TASK GOAL »
Say how many lines of the material below contain the word "high", with no other words.

INPUT RECORDS »
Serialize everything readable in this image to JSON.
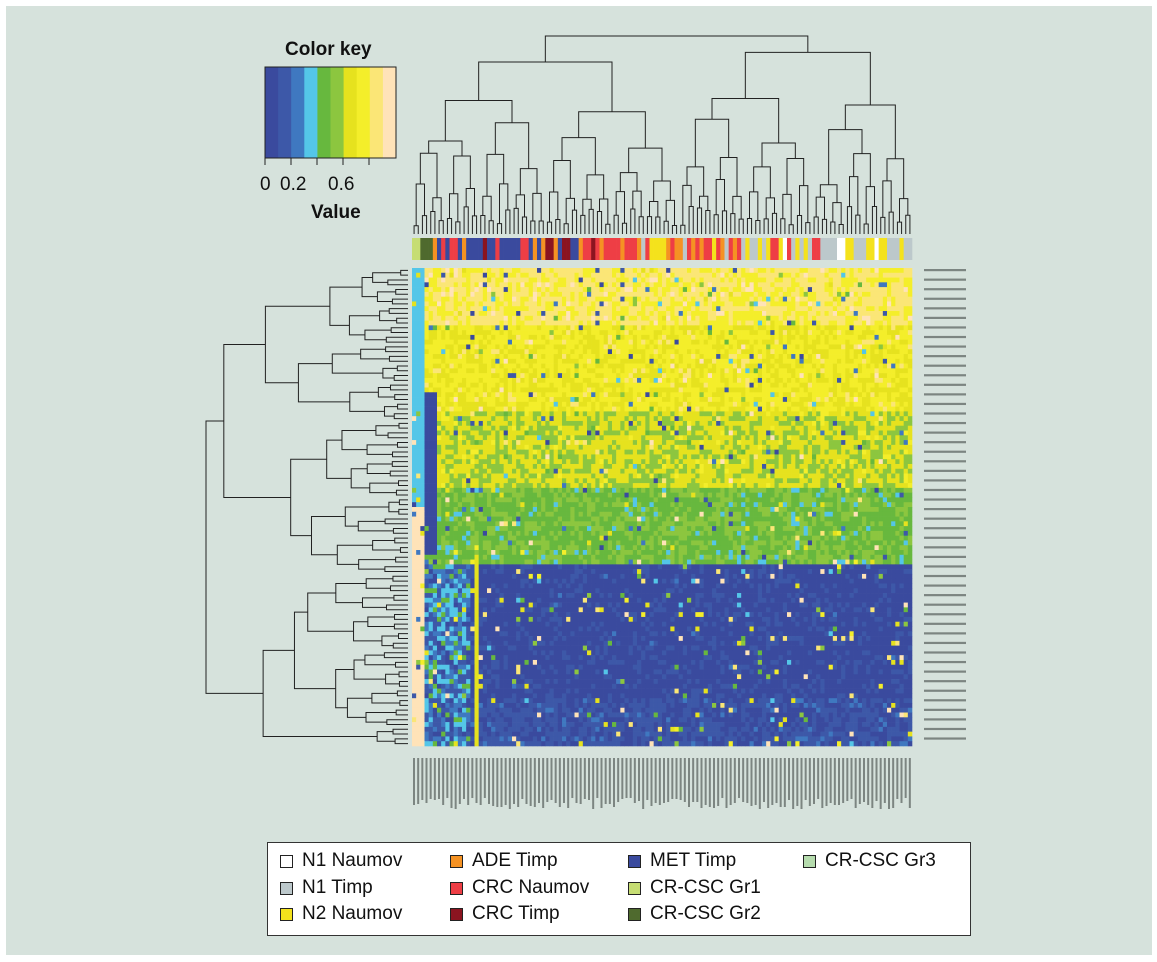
{
  "chart_data": {
    "type": "heatmap",
    "title": "",
    "color_key": {
      "title": "Color key",
      "xlabel": "Value",
      "ticks": [
        "0",
        "0.2",
        "0.6"
      ],
      "colors": [
        "#3a4a9e",
        "#3d58a8",
        "#3f78c0",
        "#54c6e8",
        "#67b83e",
        "#8cc63f",
        "#e6e21e",
        "#f4ee2a",
        "#fbe676",
        "#ffe3b8"
      ]
    },
    "groups": [
      {
        "name": "N1 Naumov",
        "color": "#ffffff"
      },
      {
        "name": "N1 Timp",
        "color": "#bcc8cb"
      },
      {
        "name": "N2 Naumov",
        "color": "#f4e21c"
      },
      {
        "name": "ADE Timp",
        "color": "#f59223"
      },
      {
        "name": "CRC Naumov",
        "color": "#ee3e45"
      },
      {
        "name": "CRC Timp",
        "color": "#8b1420"
      },
      {
        "name": "MET Timp",
        "color": "#3a4a9e"
      },
      {
        "name": "CR-CSC Gr1",
        "color": "#c6dd73"
      },
      {
        "name": "CR-CSC Gr2",
        "color": "#4f6a2e"
      },
      {
        "name": "CR-CSC Gr3",
        "color": "#b6dcae"
      }
    ],
    "row_bands": [
      {
        "rows": "1-12",
        "pattern": "mostly high (0.7-0.9)"
      },
      {
        "rows": "13-30",
        "pattern": "high (0.6-0.8)"
      },
      {
        "rows": "31-46",
        "pattern": "mixed high/medium"
      },
      {
        "rows": "47-62",
        "pattern": "medium (0.4-0.6)"
      },
      {
        "rows": "63-90",
        "pattern": "low (0-0.2)"
      },
      {
        "rows": "91-100",
        "pattern": "low with scattered medium"
      }
    ]
  }
}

TASK ANSWER »
3